== What you need to do ==
Find the string "Model" in the entries and copy each line that has it.

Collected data
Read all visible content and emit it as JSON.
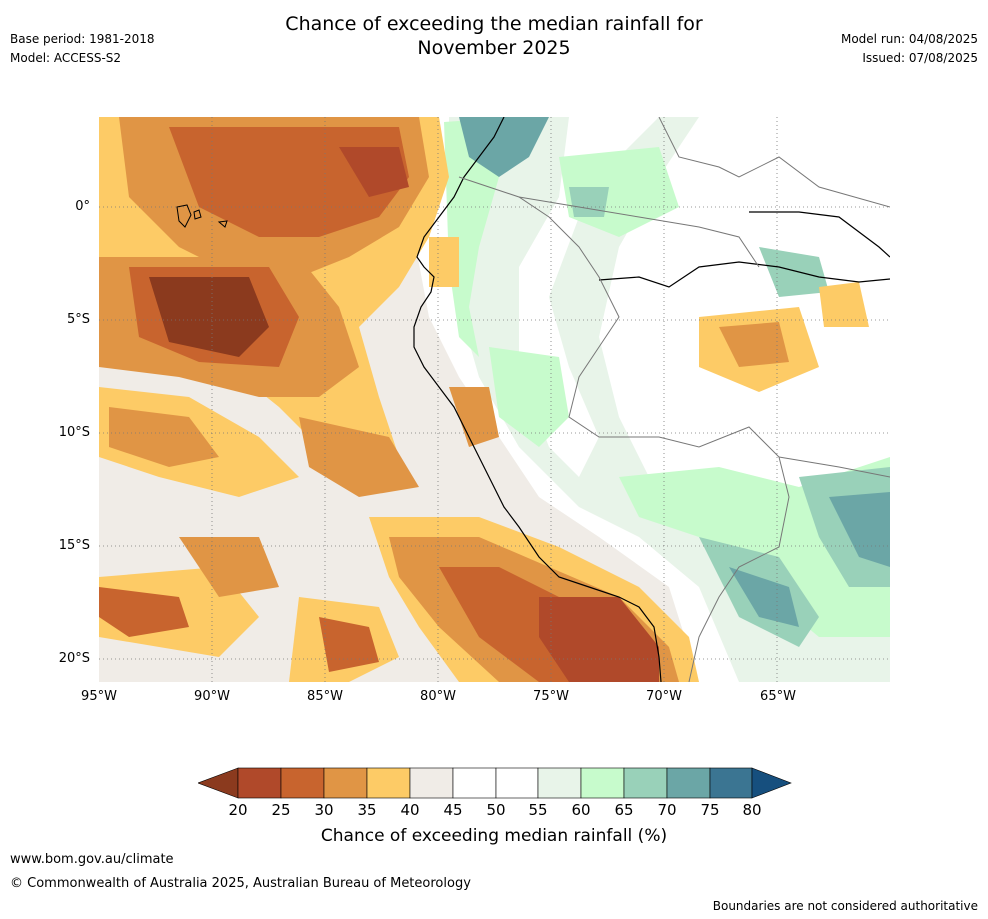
{
  "header": {
    "title_line1": "Chance of exceeding the median rainfall for",
    "title_line2": "November 2025",
    "base_period": "Base period: 1981-2018",
    "model": "Model: ACCESS-S2",
    "model_run": "Model run: 04/08/2025",
    "issued": "Issued: 07/08/2025"
  },
  "map": {
    "lat_labels": [
      "0°",
      "5°S",
      "10°S",
      "15°S",
      "20°S"
    ],
    "lon_labels": [
      "95°W",
      "90°W",
      "85°W",
      "80°W",
      "75°W",
      "70°W",
      "65°W"
    ],
    "lon_range": [
      -95,
      -60
    ],
    "lat_range": [
      -21,
      4
    ]
  },
  "colorbar": {
    "ticks": [
      "20",
      "25",
      "30",
      "35",
      "40",
      "45",
      "50",
      "55",
      "60",
      "65",
      "70",
      "75",
      "80"
    ],
    "colors": [
      "#8b3a1e",
      "#b0492a",
      "#c8642e",
      "#e09545",
      "#fdcb66",
      "#f0ece7",
      "#ffffff",
      "#ffffff",
      "#e8f4e9",
      "#c7fbcc",
      "#99d1b9",
      "#6ba6a6",
      "#3b7592",
      "#164f7e"
    ],
    "label": "Chance of exceeding median rainfall (%)"
  },
  "footer": {
    "website": "www.bom.gov.au/climate",
    "copyright": "© Commonwealth of Australia 2025, Australian Bureau of Meteorology",
    "disclaimer": "Boundaries are not considered authoritative"
  }
}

== Reply to the task ==
    "model": "Model: ACCESS-S2",
    "model_run": "Model run: 04/08/2025",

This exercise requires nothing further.